■ Extracted data ■
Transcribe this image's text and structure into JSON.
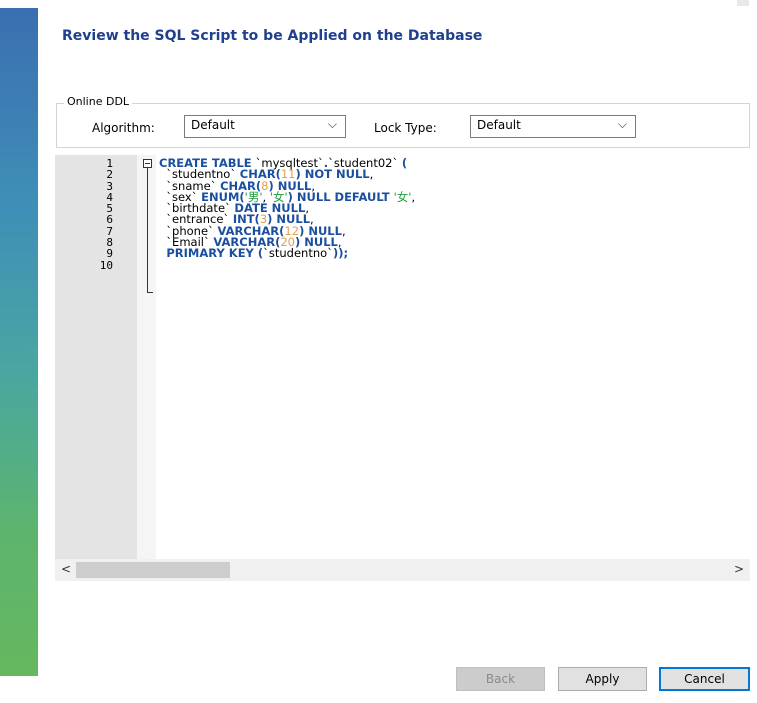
{
  "title": "Review the SQL Script to be Applied on the Database",
  "online_ddl": {
    "legend": "Online DDL",
    "algorithm_label": "Algorithm:",
    "algorithm_value": "Default",
    "lock_type_label": "Lock Type:",
    "lock_type_value": "Default"
  },
  "editor": {
    "line_numbers": [
      "1",
      "2",
      "3",
      "4",
      "5",
      "6",
      "7",
      "8",
      "9",
      "10"
    ],
    "lines": [
      [
        [
          "kw",
          "CREATE TABLE "
        ],
        [
          "id",
          "`mysqltest`"
        ],
        [
          "kw",
          "."
        ],
        [
          "id",
          "`student02`"
        ],
        [
          "id",
          " "
        ],
        [
          "kw",
          "("
        ]
      ],
      [
        [
          "id",
          "  `studentno` "
        ],
        [
          "kw",
          "CHAR("
        ],
        [
          "num",
          "11"
        ],
        [
          "kw",
          ") NOT NULL"
        ],
        [
          "id",
          ","
        ]
      ],
      [
        [
          "id",
          "  `sname` "
        ],
        [
          "kw",
          "CHAR("
        ],
        [
          "num",
          "8"
        ],
        [
          "kw",
          ") NULL"
        ],
        [
          "id",
          ","
        ]
      ],
      [
        [
          "id",
          "  `sex` "
        ],
        [
          "kw",
          "ENUM("
        ],
        [
          "str",
          "'男'"
        ],
        [
          "id",
          ", "
        ],
        [
          "str",
          "'女'"
        ],
        [
          "kw",
          ") NULL DEFAULT "
        ],
        [
          "str",
          "'女'"
        ],
        [
          "id",
          ","
        ]
      ],
      [
        [
          "id",
          "  `birthdate` "
        ],
        [
          "kw",
          "DATE NULL"
        ],
        [
          "id",
          ","
        ]
      ],
      [
        [
          "id",
          "  `entrance` "
        ],
        [
          "kw",
          "INT("
        ],
        [
          "num",
          "3"
        ],
        [
          "kw",
          ") NULL"
        ],
        [
          "id",
          ","
        ]
      ],
      [
        [
          "id",
          "  `phone` "
        ],
        [
          "kw",
          "VARCHAR("
        ],
        [
          "num",
          "12"
        ],
        [
          "kw",
          ") NULL"
        ],
        [
          "id",
          ","
        ]
      ],
      [
        [
          "id",
          "  `Email` "
        ],
        [
          "kw",
          "VARCHAR("
        ],
        [
          "num",
          "20"
        ],
        [
          "kw",
          ") NULL"
        ],
        [
          "id",
          ","
        ]
      ],
      [
        [
          "id",
          "  "
        ],
        [
          "kw",
          "PRIMARY KEY ("
        ],
        [
          "id",
          "`studentno`"
        ],
        [
          "kw",
          "));"
        ]
      ],
      []
    ]
  },
  "scrollbar": {
    "left_arrow": "<",
    "right_arrow": ">"
  },
  "buttons": {
    "back": "Back",
    "apply": "Apply",
    "cancel": "Cancel"
  },
  "icons": {
    "chevron": "chevron-down-icon",
    "fold": "collapse-icon"
  },
  "colors": {
    "title": "#1f3f8f",
    "keyword": "#1a4f9f",
    "number": "#e0a24f",
    "string": "#1e9e3b",
    "focus_border": "#0078d7"
  }
}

■ What to work on ■
Transcribe each entry above exactly, apart from the pictures.

■ Full response ■
Transcribe this image's text and structure into JSON.
{
  "title": "Review the SQL Script to be Applied on the Database",
  "online_ddl": {
    "legend": "Online DDL",
    "algorithm_label": "Algorithm:",
    "algorithm_value": "Default",
    "lock_type_label": "Lock Type:",
    "lock_type_value": "Default"
  },
  "editor": {
    "line_numbers": [
      "1",
      "2",
      "3",
      "4",
      "5",
      "6",
      "7",
      "8",
      "9",
      "10"
    ],
    "lines": [
      [
        [
          "kw",
          "CREATE TABLE "
        ],
        [
          "id",
          "`mysqltest`"
        ],
        [
          "kw",
          "."
        ],
        [
          "id",
          "`student02`"
        ],
        [
          "id",
          " "
        ],
        [
          "kw",
          "("
        ]
      ],
      [
        [
          "id",
          "  `studentno` "
        ],
        [
          "kw",
          "CHAR("
        ],
        [
          "num",
          "11"
        ],
        [
          "kw",
          ") NOT NULL"
        ],
        [
          "id",
          ","
        ]
      ],
      [
        [
          "id",
          "  `sname` "
        ],
        [
          "kw",
          "CHAR("
        ],
        [
          "num",
          "8"
        ],
        [
          "kw",
          ") NULL"
        ],
        [
          "id",
          ","
        ]
      ],
      [
        [
          "id",
          "  `sex` "
        ],
        [
          "kw",
          "ENUM("
        ],
        [
          "str",
          "'男'"
        ],
        [
          "id",
          ", "
        ],
        [
          "str",
          "'女'"
        ],
        [
          "kw",
          ") NULL DEFAULT "
        ],
        [
          "str",
          "'女'"
        ],
        [
          "id",
          ","
        ]
      ],
      [
        [
          "id",
          "  `birthdate` "
        ],
        [
          "kw",
          "DATE NULL"
        ],
        [
          "id",
          ","
        ]
      ],
      [
        [
          "id",
          "  `entrance` "
        ],
        [
          "kw",
          "INT("
        ],
        [
          "num",
          "3"
        ],
        [
          "kw",
          ") NULL"
        ],
        [
          "id",
          ","
        ]
      ],
      [
        [
          "id",
          "  `phone` "
        ],
        [
          "kw",
          "VARCHAR("
        ],
        [
          "num",
          "12"
        ],
        [
          "kw",
          ") NULL"
        ],
        [
          "id",
          ","
        ]
      ],
      [
        [
          "id",
          "  `Email` "
        ],
        [
          "kw",
          "VARCHAR("
        ],
        [
          "num",
          "20"
        ],
        [
          "kw",
          ") NULL"
        ],
        [
          "id",
          ","
        ]
      ],
      [
        [
          "id",
          "  "
        ],
        [
          "kw",
          "PRIMARY KEY ("
        ],
        [
          "id",
          "`studentno`"
        ],
        [
          "kw",
          "));"
        ]
      ],
      []
    ]
  },
  "scrollbar": {
    "left_arrow": "<",
    "right_arrow": ">"
  },
  "buttons": {
    "back": "Back",
    "apply": "Apply",
    "cancel": "Cancel"
  },
  "icons": {
    "chevron": "chevron-down-icon",
    "fold": "collapse-icon"
  },
  "colors": {
    "title": "#1f3f8f",
    "keyword": "#1a4f9f",
    "number": "#e0a24f",
    "string": "#1e9e3b",
    "focus_border": "#0078d7"
  }
}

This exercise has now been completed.